PROBLEM> State how many lines in the entries below contain "县区给水工程可行性研究报告". Write nothing but the number.

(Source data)
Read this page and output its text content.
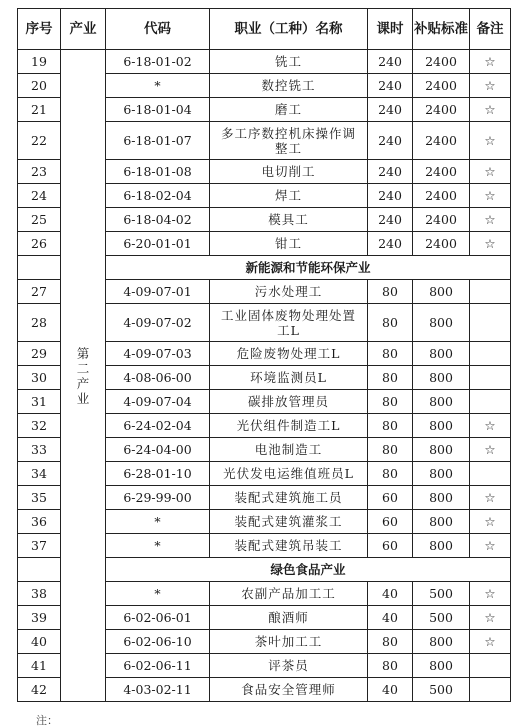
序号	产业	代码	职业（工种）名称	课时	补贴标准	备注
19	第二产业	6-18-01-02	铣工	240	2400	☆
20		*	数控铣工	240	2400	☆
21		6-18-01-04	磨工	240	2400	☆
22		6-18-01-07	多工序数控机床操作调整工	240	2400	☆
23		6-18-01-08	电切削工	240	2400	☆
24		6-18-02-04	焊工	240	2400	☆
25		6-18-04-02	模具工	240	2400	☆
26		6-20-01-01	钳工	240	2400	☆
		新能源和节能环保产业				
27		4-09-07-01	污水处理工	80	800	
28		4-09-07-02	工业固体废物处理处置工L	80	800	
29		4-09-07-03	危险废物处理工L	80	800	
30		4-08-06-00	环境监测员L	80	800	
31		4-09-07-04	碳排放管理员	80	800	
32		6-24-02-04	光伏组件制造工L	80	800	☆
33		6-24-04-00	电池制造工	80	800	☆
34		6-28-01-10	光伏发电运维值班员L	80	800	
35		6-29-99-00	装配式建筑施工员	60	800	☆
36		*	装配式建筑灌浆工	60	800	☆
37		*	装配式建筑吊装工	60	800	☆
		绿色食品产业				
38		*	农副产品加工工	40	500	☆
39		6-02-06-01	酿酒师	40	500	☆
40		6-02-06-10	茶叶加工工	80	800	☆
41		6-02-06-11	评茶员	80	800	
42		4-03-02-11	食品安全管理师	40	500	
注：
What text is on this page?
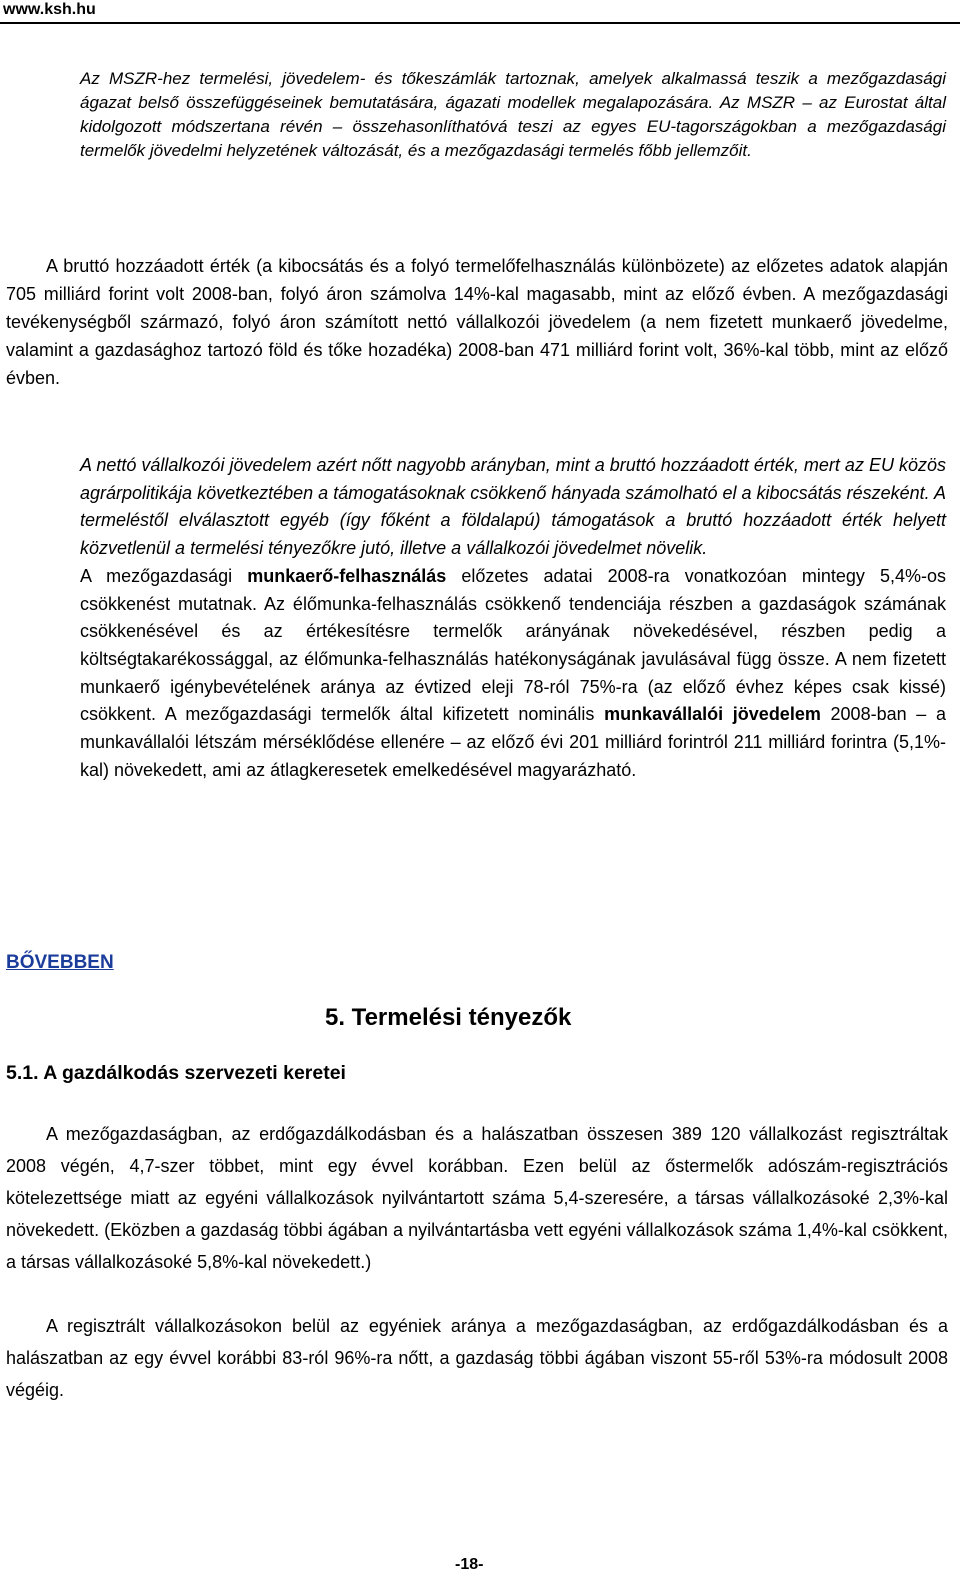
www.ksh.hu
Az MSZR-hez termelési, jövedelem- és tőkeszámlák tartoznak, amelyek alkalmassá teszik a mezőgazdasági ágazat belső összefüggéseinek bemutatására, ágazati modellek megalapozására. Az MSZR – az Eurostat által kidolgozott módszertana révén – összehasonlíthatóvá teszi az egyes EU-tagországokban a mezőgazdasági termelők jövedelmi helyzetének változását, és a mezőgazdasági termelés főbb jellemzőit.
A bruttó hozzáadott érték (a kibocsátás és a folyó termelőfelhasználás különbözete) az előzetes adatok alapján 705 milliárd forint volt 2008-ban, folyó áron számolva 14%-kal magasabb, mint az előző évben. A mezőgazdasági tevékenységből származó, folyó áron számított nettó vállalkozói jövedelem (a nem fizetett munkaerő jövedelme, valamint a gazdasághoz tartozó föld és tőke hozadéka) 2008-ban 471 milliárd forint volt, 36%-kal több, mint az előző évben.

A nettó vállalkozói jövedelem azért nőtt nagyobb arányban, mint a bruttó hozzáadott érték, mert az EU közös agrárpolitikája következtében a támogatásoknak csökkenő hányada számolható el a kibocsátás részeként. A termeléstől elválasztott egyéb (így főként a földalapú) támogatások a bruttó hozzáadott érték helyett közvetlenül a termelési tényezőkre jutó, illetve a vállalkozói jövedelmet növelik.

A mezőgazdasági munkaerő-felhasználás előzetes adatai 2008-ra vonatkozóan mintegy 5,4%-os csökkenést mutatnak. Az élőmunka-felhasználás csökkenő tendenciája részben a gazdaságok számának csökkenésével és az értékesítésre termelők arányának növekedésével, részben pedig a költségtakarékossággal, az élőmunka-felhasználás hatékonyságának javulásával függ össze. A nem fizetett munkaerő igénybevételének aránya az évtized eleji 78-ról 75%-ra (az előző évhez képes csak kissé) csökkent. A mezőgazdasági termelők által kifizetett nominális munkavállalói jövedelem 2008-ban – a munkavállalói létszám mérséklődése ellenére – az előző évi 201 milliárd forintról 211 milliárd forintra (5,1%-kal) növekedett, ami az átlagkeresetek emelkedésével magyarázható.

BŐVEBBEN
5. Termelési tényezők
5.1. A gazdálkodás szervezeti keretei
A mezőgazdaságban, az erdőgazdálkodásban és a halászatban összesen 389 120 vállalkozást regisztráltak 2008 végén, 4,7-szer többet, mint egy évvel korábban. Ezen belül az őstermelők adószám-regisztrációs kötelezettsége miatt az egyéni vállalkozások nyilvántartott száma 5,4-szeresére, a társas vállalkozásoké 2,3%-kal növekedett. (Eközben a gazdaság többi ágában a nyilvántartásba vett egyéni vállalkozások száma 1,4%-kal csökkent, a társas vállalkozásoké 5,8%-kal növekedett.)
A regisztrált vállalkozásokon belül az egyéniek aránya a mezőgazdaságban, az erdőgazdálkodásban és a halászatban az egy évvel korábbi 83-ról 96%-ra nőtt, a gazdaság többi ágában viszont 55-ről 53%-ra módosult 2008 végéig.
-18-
--
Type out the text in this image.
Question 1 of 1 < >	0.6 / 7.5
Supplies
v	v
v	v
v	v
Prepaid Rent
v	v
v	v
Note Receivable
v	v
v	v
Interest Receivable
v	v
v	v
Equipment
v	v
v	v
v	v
...
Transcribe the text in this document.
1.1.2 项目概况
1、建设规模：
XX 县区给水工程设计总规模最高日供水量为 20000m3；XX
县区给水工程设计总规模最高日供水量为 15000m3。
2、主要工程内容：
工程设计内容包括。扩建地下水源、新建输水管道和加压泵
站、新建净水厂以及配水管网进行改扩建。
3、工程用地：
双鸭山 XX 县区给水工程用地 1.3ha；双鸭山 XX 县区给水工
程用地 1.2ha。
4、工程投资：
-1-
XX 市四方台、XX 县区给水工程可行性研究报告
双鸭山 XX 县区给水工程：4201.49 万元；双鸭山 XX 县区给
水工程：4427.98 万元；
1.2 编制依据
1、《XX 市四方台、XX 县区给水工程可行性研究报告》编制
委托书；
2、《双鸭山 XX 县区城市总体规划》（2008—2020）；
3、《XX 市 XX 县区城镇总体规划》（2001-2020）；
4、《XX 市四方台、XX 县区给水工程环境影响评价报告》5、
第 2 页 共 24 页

FULL RESPONSE> 2